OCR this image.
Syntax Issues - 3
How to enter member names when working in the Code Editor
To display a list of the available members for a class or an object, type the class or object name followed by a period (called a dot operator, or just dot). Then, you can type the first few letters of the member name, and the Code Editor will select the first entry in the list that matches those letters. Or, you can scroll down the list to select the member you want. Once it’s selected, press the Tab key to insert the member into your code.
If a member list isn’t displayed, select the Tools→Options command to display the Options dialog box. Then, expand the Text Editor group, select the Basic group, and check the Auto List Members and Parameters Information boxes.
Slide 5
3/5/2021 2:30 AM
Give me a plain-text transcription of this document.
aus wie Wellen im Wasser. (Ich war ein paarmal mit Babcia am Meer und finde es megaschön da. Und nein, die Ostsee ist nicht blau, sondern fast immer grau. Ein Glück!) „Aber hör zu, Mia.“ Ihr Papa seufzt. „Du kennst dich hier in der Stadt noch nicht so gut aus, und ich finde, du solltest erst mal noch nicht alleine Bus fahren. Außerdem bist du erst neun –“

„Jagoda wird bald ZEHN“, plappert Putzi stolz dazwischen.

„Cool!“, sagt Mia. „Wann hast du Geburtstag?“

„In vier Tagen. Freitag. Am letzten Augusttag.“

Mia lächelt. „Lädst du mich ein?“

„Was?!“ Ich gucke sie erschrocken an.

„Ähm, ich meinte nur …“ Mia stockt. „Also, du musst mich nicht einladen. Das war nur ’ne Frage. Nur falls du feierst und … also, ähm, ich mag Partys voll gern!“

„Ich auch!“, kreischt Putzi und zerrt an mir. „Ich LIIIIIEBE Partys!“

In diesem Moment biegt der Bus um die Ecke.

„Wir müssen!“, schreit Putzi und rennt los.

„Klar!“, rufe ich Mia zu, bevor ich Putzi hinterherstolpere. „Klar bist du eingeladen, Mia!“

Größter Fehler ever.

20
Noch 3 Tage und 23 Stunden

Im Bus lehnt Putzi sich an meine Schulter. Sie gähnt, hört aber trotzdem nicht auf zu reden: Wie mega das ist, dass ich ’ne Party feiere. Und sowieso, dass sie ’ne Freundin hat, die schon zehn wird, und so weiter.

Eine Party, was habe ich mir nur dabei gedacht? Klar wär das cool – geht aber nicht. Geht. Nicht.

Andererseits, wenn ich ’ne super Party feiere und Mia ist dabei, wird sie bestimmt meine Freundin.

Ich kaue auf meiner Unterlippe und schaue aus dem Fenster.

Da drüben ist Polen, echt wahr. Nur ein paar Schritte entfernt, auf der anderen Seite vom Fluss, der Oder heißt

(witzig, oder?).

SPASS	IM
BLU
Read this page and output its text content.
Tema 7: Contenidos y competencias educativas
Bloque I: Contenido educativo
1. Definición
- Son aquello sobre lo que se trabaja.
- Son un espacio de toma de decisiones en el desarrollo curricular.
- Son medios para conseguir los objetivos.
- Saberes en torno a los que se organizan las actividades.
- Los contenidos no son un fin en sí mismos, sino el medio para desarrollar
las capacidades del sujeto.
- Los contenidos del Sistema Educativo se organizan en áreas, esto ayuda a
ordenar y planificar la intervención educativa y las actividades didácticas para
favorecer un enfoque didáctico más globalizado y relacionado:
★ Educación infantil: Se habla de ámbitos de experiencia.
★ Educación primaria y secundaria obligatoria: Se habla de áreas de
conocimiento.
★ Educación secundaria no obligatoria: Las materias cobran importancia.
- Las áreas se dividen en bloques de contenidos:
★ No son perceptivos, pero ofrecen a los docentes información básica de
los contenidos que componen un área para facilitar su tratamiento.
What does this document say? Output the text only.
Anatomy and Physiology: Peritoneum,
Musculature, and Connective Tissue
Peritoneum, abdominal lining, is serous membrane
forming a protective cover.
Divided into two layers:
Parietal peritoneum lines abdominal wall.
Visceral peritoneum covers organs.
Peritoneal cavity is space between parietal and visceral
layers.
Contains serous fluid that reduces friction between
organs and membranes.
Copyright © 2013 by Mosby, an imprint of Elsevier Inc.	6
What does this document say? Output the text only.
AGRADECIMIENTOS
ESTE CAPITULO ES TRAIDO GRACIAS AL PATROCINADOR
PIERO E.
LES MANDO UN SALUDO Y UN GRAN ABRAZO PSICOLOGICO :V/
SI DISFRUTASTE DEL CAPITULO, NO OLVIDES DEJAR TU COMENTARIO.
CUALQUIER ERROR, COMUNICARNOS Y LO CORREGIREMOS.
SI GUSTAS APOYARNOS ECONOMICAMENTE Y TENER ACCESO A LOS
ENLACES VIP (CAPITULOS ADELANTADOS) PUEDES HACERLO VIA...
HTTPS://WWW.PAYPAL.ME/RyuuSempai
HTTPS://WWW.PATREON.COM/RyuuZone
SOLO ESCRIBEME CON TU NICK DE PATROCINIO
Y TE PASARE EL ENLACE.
^^^^^^^^^^^^^^^^
Using the entries above, tally how many lines have the word "this" in them; write the number and nothing more.

→ TASK RESPONSE: 5